## [WRITTEN EXERCISE]
Quote the listing below in full and exactly as written, but omit every picture.

## [DATA FOR PROCESSING]
======
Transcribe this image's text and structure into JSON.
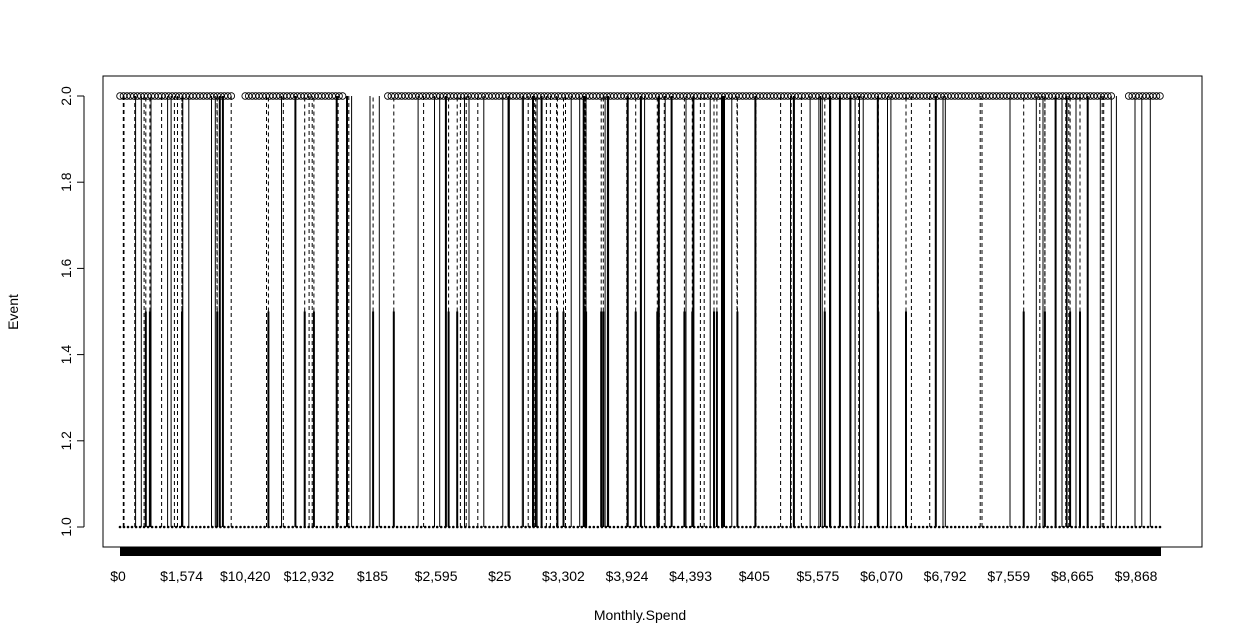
{
  "chart_data": {
    "type": "line",
    "title": "",
    "xlabel": "Monthly.Spend",
    "ylabel": "Event",
    "ylim": [
      1.0,
      2.0
    ],
    "y_ticks": [
      "1.0",
      "1.2",
      "1.4",
      "1.6",
      "1.8",
      "2.0"
    ],
    "x_tick_labels": [
      "$0",
      "$1,574",
      "$10,420",
      "$12,932",
      "$185",
      "$2,595",
      "$25",
      "$3,302",
      "$3,924",
      "$4,393",
      "$405",
      "$5,575",
      "$6,070",
      "$6,792",
      "$7,559",
      "$8,665",
      "$9,868"
    ],
    "x_is_categorical": true,
    "grid": false,
    "legend": "none",
    "series": [
      {
        "style": "points at y = 1.0 (filled dots) and y = 2.0 (open circles), joined by solid and dashed vertical segments",
        "values_low": 1.0,
        "values_high": 2.0,
        "mid_value": 1.5
      }
    ]
  }
}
======
## [OUTPUT]
Transcribe this image's text and structure into JSON.
{
  "chart_data": {
    "type": "line",
    "title": "",
    "xlabel": "Monthly.Spend",
    "ylabel": "Event",
    "ylim": [
      1.0,
      2.0
    ],
    "y_ticks": [
      "1.0",
      "1.2",
      "1.4",
      "1.6",
      "1.8",
      "2.0"
    ],
    "x_tick_labels": [
      "$0",
      "$1,574",
      "$10,420",
      "$12,932",
      "$185",
      "$2,595",
      "$25",
      "$3,302",
      "$3,924",
      "$4,393",
      "$405",
      "$5,575",
      "$6,070",
      "$6,792",
      "$7,559",
      "$8,665",
      "$9,868"
    ],
    "x_is_categorical": true,
    "grid": false,
    "legend": "none",
    "series": [
      {
        "style": "points at y = 1.0 (filled dots) and y = 2.0 (open circles), joined by solid and dashed vertical segments",
        "values_low": 1.0,
        "values_high": 2.0,
        "mid_value": 1.5
      }
    ]
  }
}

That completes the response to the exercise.